Given instruction. Copy the entries below without changing anything, from their first line through the line containing "y-tick-label: 20 — [6, 102, 22, 118]", with that line included.

Data provided.
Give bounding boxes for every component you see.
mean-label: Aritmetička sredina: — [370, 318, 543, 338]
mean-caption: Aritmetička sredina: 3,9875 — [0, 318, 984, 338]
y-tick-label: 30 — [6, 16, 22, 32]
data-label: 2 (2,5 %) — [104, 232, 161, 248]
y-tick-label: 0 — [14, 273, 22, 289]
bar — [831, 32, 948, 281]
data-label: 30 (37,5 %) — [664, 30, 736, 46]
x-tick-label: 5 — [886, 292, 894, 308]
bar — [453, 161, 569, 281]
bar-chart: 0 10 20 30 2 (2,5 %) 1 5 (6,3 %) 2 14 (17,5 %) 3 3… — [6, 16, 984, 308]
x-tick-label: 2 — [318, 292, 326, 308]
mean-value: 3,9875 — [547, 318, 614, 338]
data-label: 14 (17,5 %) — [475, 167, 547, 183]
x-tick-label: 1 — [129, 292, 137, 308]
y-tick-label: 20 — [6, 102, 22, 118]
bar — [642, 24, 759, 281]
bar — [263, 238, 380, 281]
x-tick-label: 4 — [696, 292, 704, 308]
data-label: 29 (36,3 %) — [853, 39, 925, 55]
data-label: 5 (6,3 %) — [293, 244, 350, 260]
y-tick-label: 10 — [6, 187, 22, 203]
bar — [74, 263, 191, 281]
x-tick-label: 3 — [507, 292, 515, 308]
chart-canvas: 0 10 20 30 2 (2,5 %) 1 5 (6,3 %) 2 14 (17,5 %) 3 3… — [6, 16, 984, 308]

Written reply.
Give bounding boxes for every component you see.
mean-label: Aritmetička sredina: — [370, 318, 543, 338]
mean-caption: Aritmetička sredina: 3,9875 — [0, 318, 984, 338]
y-tick-label: 30 — [6, 16, 22, 32]
data-label: 2 (2,5 %) — [104, 232, 161, 248]
y-tick-label: 0 — [14, 273, 22, 289]
bar — [831, 32, 948, 281]
data-label: 30 (37,5 %) — [664, 30, 736, 46]
x-tick-label: 5 — [886, 292, 894, 308]
bar — [453, 161, 569, 281]
bar-chart: 0 10 20 30 2 (2,5 %) 1 5 (6,3 %) 2 14 (17,5 %) 3 3… — [6, 16, 984, 308]
x-tick-label: 2 — [318, 292, 326, 308]
mean-value: 3,9875 — [547, 318, 614, 338]
data-label: 14 (17,5 %) — [475, 167, 547, 183]
x-tick-label: 1 — [129, 292, 137, 308]
y-tick-label: 20 — [6, 102, 22, 118]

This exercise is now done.